TASK DESCRIPTION:
Copy out every line containing the word "trouver".

-- start of MATERIAL SUPPLIED --

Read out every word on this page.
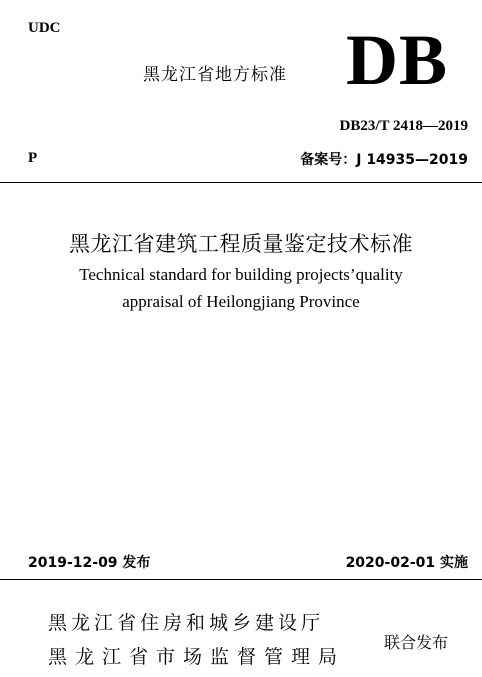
UDC
黑龙江省地方标准 DB
DB23/T 2418—2019
P	备案号：J 14935—2019
黑龙江省建筑工程质量鉴定技术标准
Technical standard for building projects’quality
appraisal of Heilongjiang Province
2019-12-09 发布	2020-02-01 实施
黑龙江省住房和城乡建设厅
黑龙江省市场监督管理局
联合发布
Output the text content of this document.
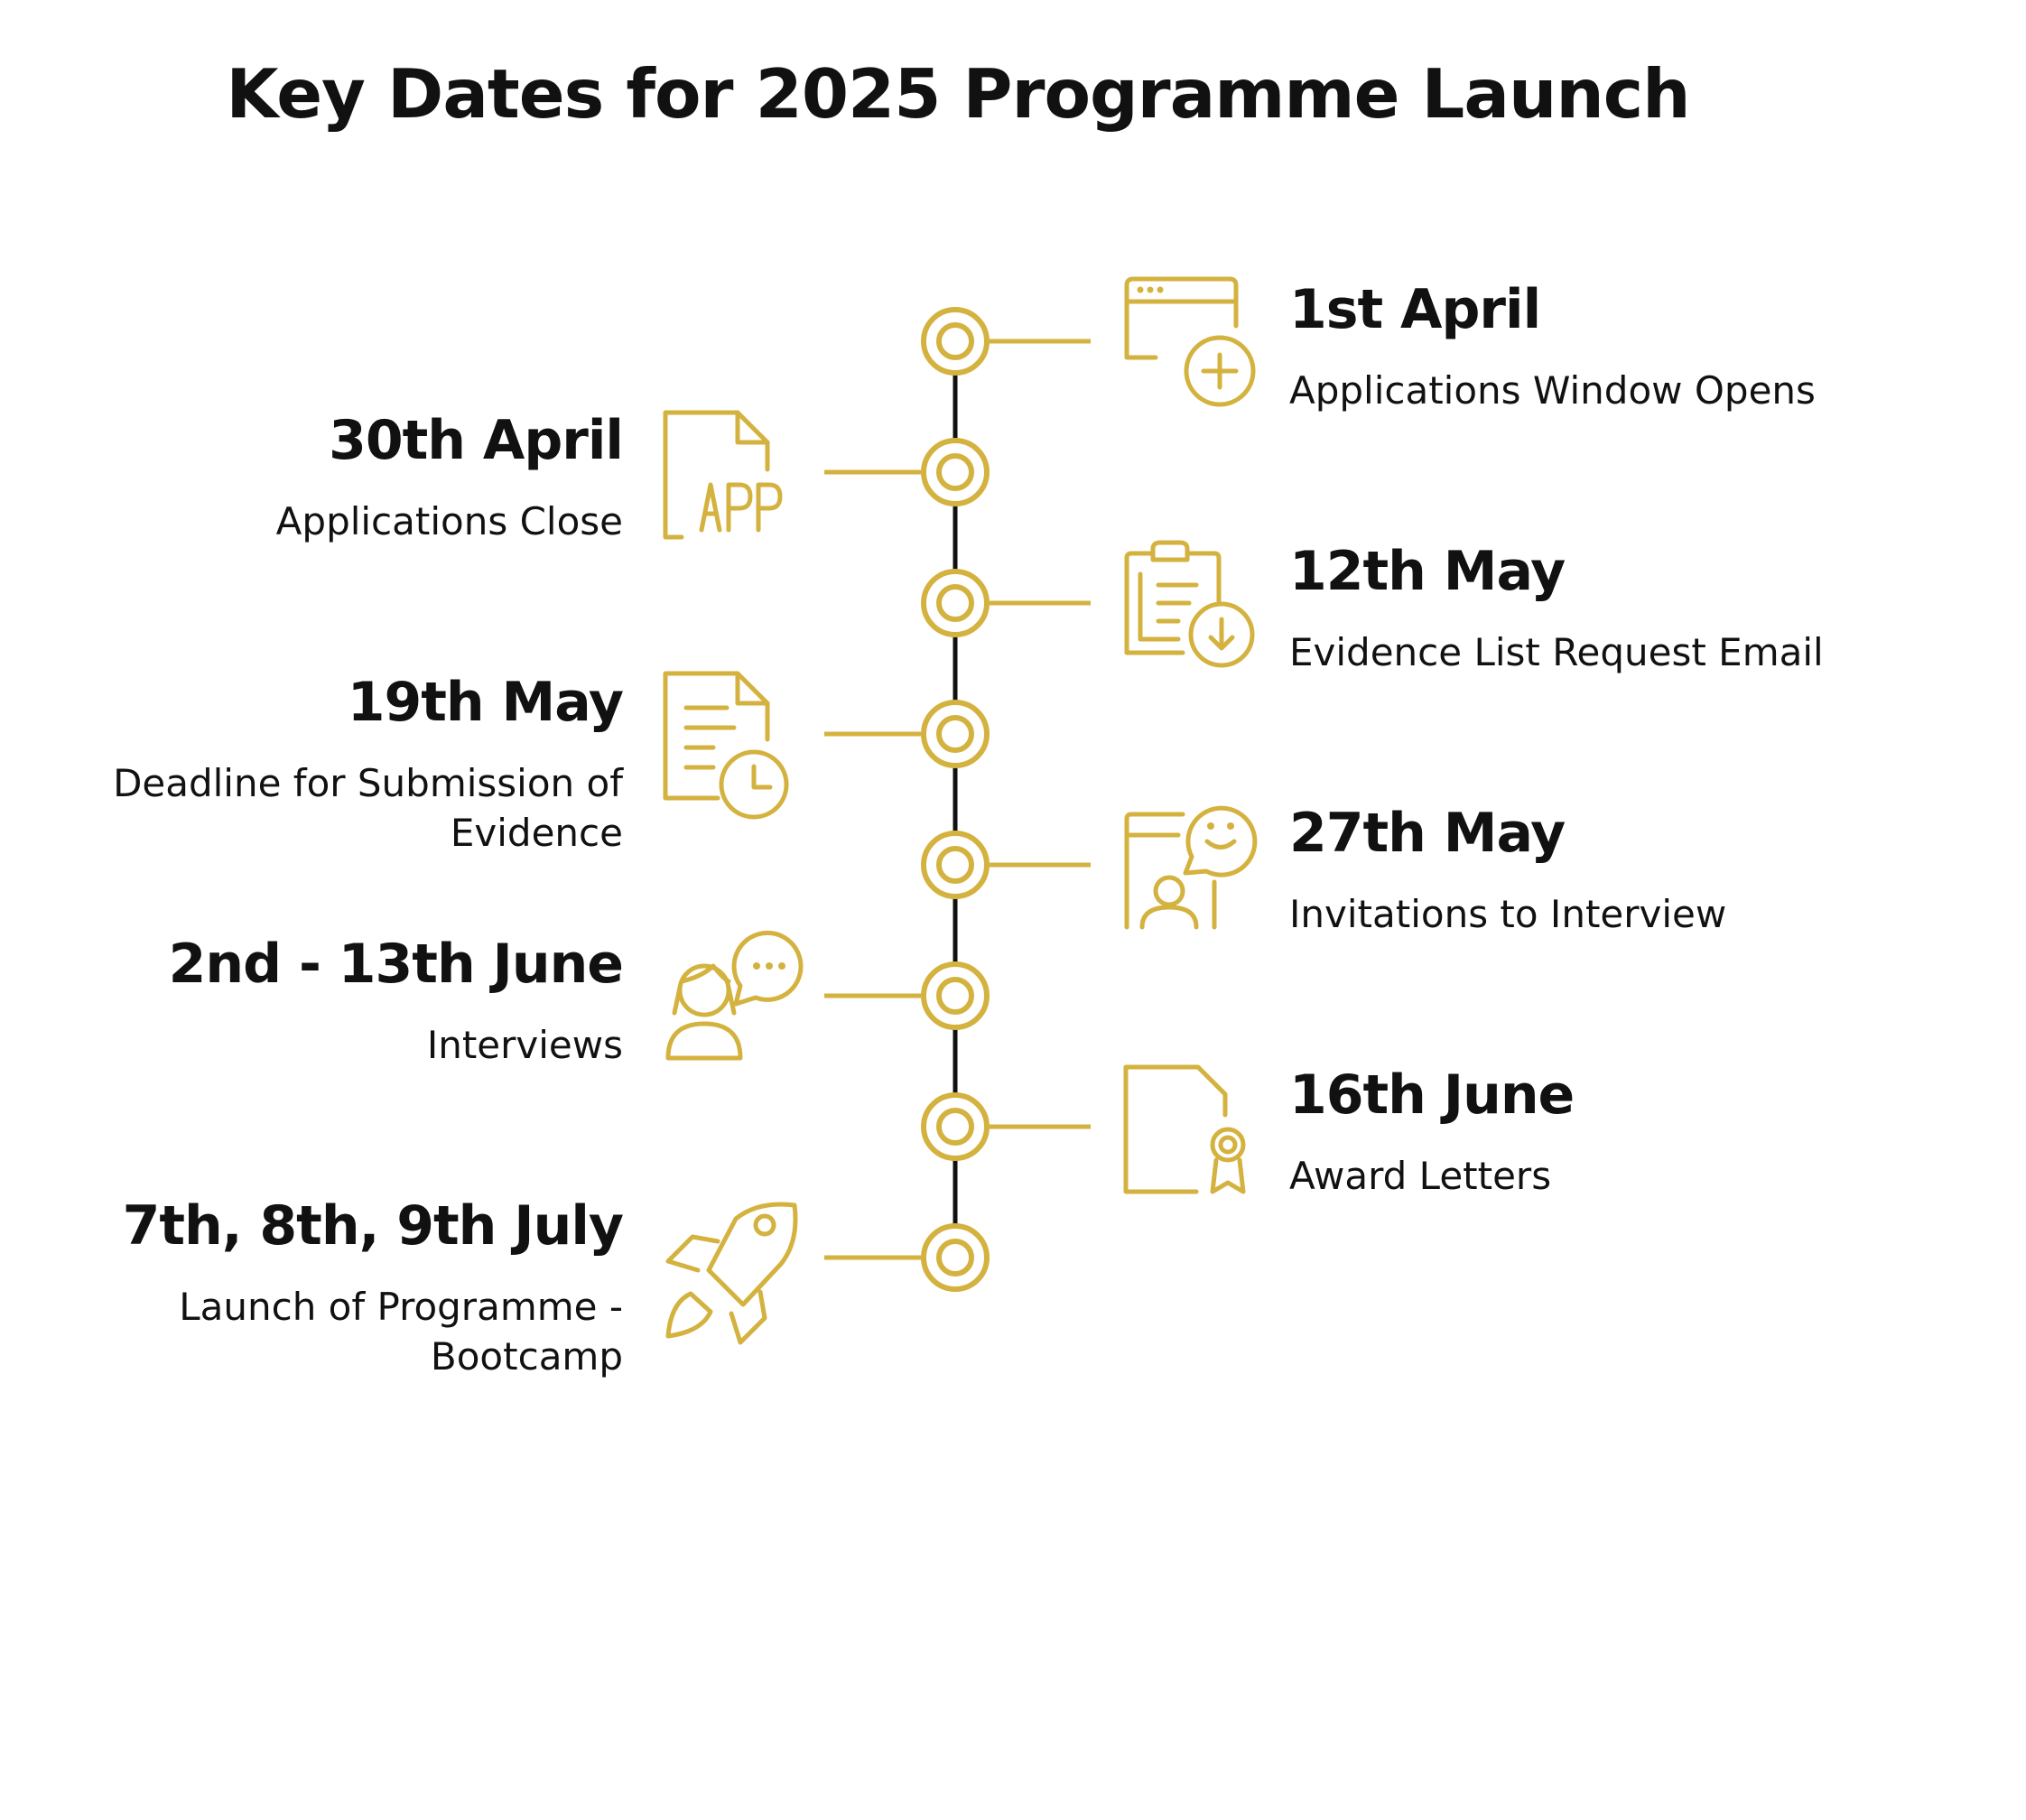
Key Dates for 2025 Programme Launch
1st April
Applications Window Opens
30th April
Applications Close
12th May
Evidence List Request Email
19th May
Deadline for Submission of Evidence	27th May
Invitations to Interview
2nd - 13th June
Interviews
16th June
Award Letters
7th, 8th, 9th July
Launch of Programme - Bootcamp
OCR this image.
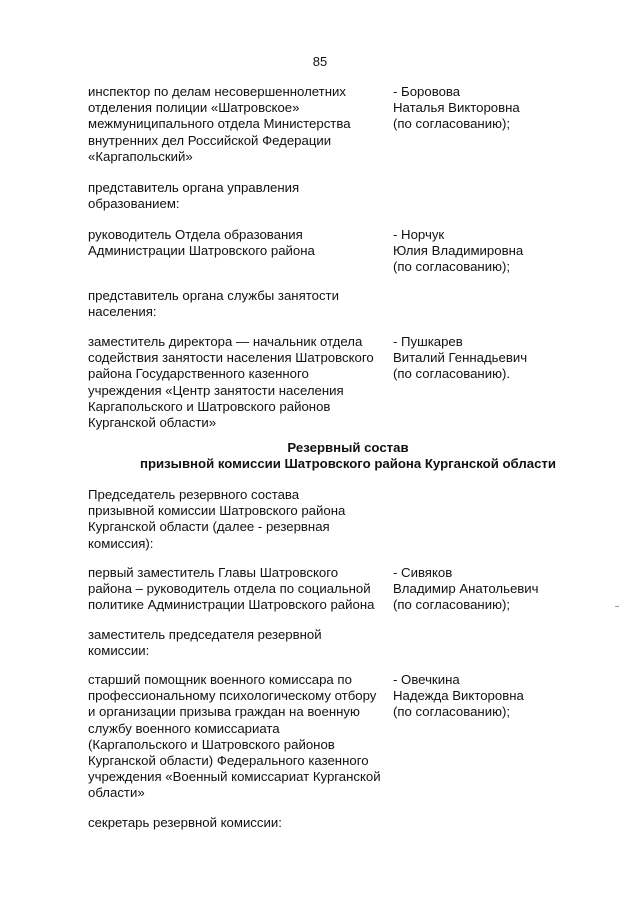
85
инспектор по делам несовершеннолетних
отделения полиции «Шатровское»
межмуниципального отдела Министерства
внутренних дел Российской Федерации
«Каргапольский»
- Боровова
Наталья Викторовна
(по согласованию);
представитель органа управления
образованием:
руководитель Отдела образования
Администрации Шатровского района
- Норчук
Юлия Владимировна
(по согласованию);
представитель органа службы занятости
населения:
заместитель директора — начальник отдела
содействия занятости населения Шатровского
района Государственного казенного
учреждения «Центр занятости населения
Каргапольского и Шатровского районов
Курганской области»
- Пушкарев
Виталий Геннадьевич
(по согласованию).
Резервный состав
призывной комиссии Шатровского района Курганской области
Председатель резервного состава
призывной комиссии Шатровского района
Курганской области (далее - резервная
комиссия):
первый заместитель Главы Шатровского
района – руководитель отдела по социальной
политике Администрации Шатровского района
- Сивяков
Владимир Анатольевич
(по согласованию);
заместитель председателя резервной
комиссии:
старший помощник военного комиссара по
профессиональному психологическому отбору
и организации призыва граждан на военную
службу военного комиссариата
(Каргапольского и Шатровского районов
Курганской области) Федерального казенного
учреждения «Военный комиссариат Курганской
области»
- Овечкина
Надежда Викторовна
(по согласованию);
секретарь резервной комиссии:
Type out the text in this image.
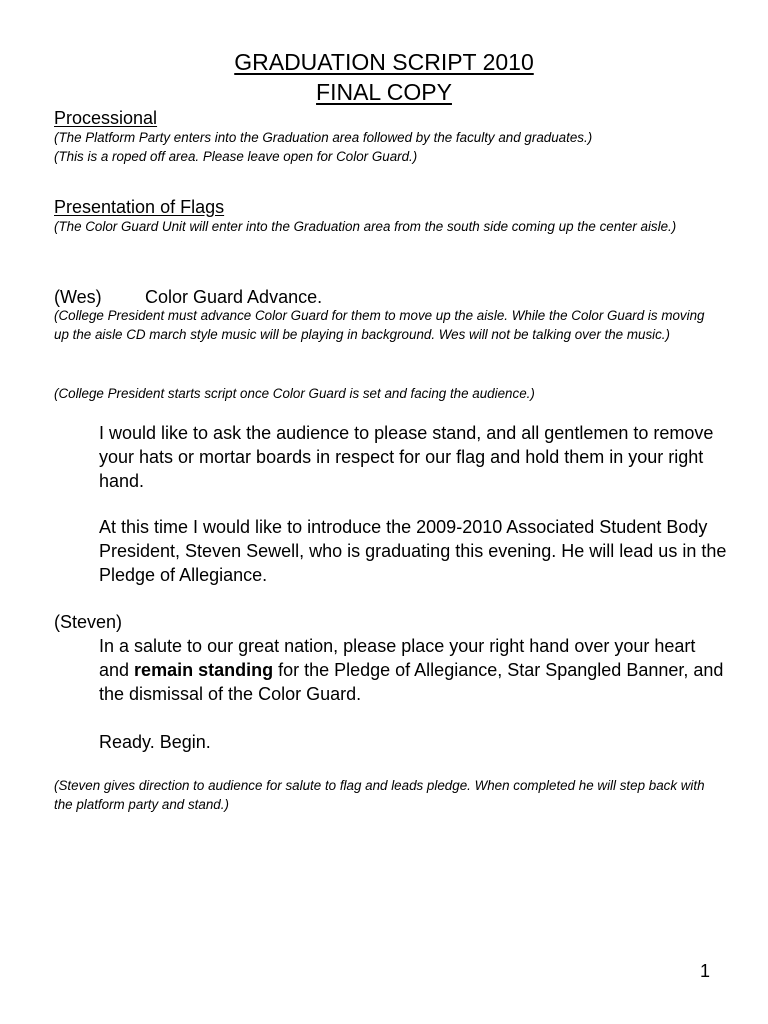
GRADUATION SCRIPT 2010
FINAL COPY
Processional

(The Platform Party enters into the Graduation area followed by the faculty and graduates.)

(This is a roped off area. Please leave open for Color Guard.)

Presentation of Flags

(The Color Guard Unit will enter into the Graduation area from the south side coming up the center aisle.)

(Wes) Color Guard Advance.

(College President must advance Color Guard for them to move up the aisle. While the Color Guard is moving up the aisle CD march style music will be playing in background. Wes will not be talking over the music.)

(College President starts script once Color Guard is set and facing the audience.)

I would like to ask the audience to please stand, and all gentlemen to remove your hats or mortar boards in respect for our flag and hold them in your right hand.

At this time I would like to introduce the 2009-2010 Associated Student Body President, Steven Sewell, who is graduating this evening. He will lead us in the Pledge of Allegiance.

(Steven)

In a salute to our great nation, please place your right hand over your heart and remain standing for the Pledge of Allegiance, Star Spangled Banner, and the dismissal of the Color Guard.

Ready. Begin.

(Steven gives direction to audience for salute to flag and leads pledge. When completed he will step back with the platform party and stand.)

1
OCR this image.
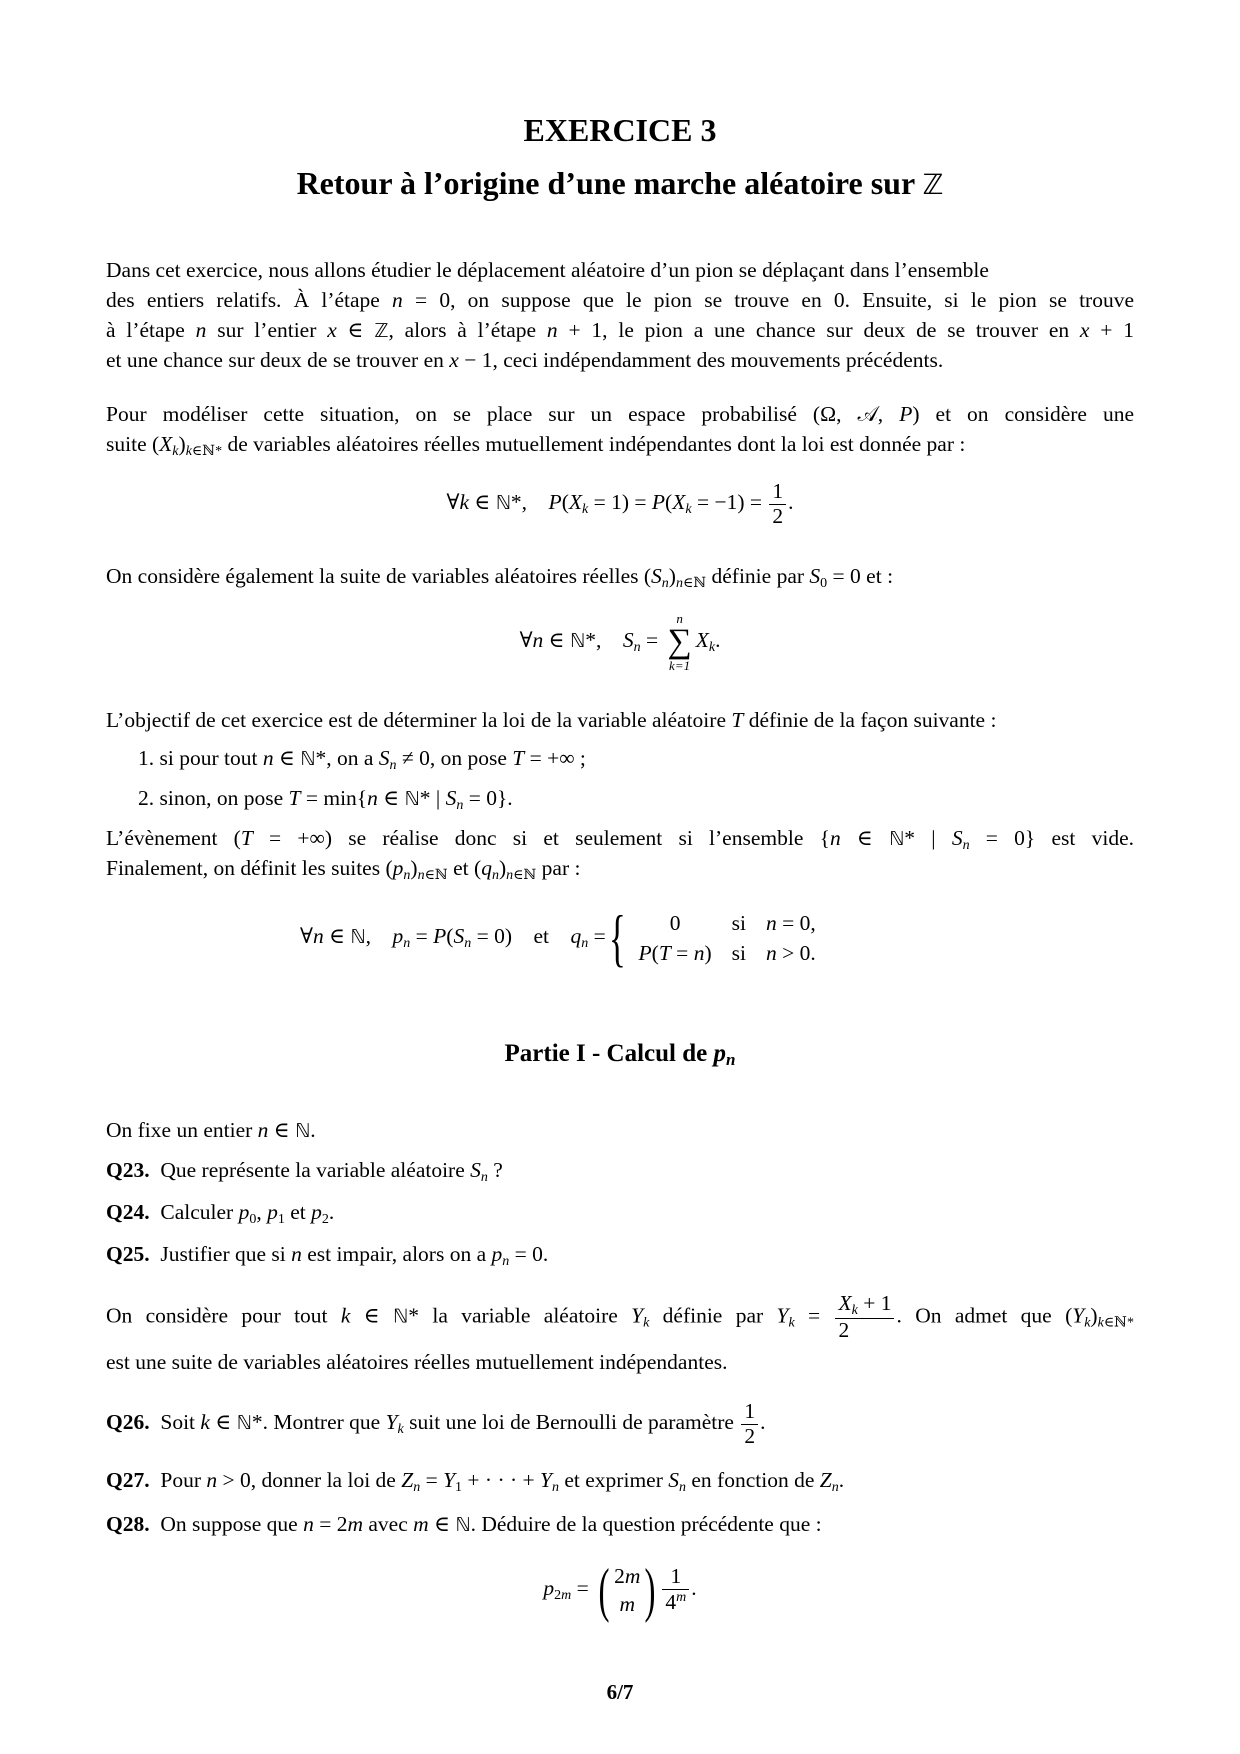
EXERCICE 3
Retour à l’origine d’une marche aléatoire sur ℤ
Dans cet exercice, nous allons étudier le déplacement aléatoire d’un pion se déplaçant dans l’ensemble
des entiers relatifs. À l’étape n = 0, on suppose que le pion se trouve en 0. Ensuite, si le pion se trouve
à l’étape n sur l’entier x ∈ ℤ, alors à l’étape n + 1, le pion a une chance sur deux de se trouver en x + 1
et une chance sur deux de se trouver en x − 1, ceci indépendamment des mouvements précédents.
Pour modéliser cette situation, on se place sur un espace probabilisé (Ω, 𝒜, P) et on considère une
suite $(X_k)_{k\in ℕ*}$ de variables aléatoires réelles mutuellement indépendantes dont la loi est donnée par :
∀k ∈ ℕ*,    $P(X_k = 1) = P(X_k = -1) = \frac{1}{2}$ .
On considère également la suite de variables aléatoires réelles $(S_n)_{n\in ℕ}$ définie par $S_0 = 0$ et :
∀n ∈ ℕ*,    $S_n$ =
n
∑
k=1
$X_k$.
L’objectif de cet exercice est de déterminer la loi de la variable aléatoire T définie de la façon suivante :
1. si pour tout n ∈ ℕ*, on a $S_n \ne 0$, on pose T = +∞ ;
2. sinon, on pose T = min{n ∈ ℕ* | $S_n = 0$}.
L’évènement (T = +∞) se réalise donc si et seulement si l’ensemble {n ∈ ℕ* | $S_n = 0$} est vide.
Finalement, on définit les suites $(p_n)_{n\in ℕ}$ et $(q_n)_{n\in ℕ}$ par :
∀n ∈ ℕ,    $p_n = P(S_n = 0)$    et $q_n$ ={ 0	si	n = 0,
P(T = n)	si	n > 0.
Partie I - Calcul de pn
On fixe un entier n ∈ ℕ.
Q23. Que représente la variable aléatoire $S_n$ ?
Q24. Calculer $p_0$, $p_1$ et $p_2$.
Q25. Justifier que si n est impair, alors on a $p_n = 0$.
On considère pour tout k ∈ ℕ* la variable aléatoire $Y_k$ définie par $Y_k = \frac{X_k + 1}{2}$ . On admet que $(Y_k)_{k\in ℕ*}$
est une suite de variables aléatoires réelles mutuellement indépendantes.
Q26. Soit k ∈ ℕ*. Montrer que $Y_k$ suit une loi de Bernoulli de paramètre $\frac{1}{2}$ .
Q27. Pour n > 0, donner la loi de $Z_n = Y_1$ + · · · + $Y_n$ et exprimer $S_n$ en fonction de $Z_n$.
Q28. On suppose que n = 2m avec m ∈ ℕ. Déduire de la question précédente que :
$p_{2m}$ = ( 2m
m ) $\frac{1}{4^m}$ .
6/7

-- end of MATERIAL SUPPLIED --

EXERCISE RESULT:
à l’étape n sur l’entier x ∈ ℤ, alors à l’étape n + 1, le pion a une chance sur deux de se trouver en x + 1
et une chance sur deux de se trouver en x − 1, ceci indépendamment des mouvements précédents.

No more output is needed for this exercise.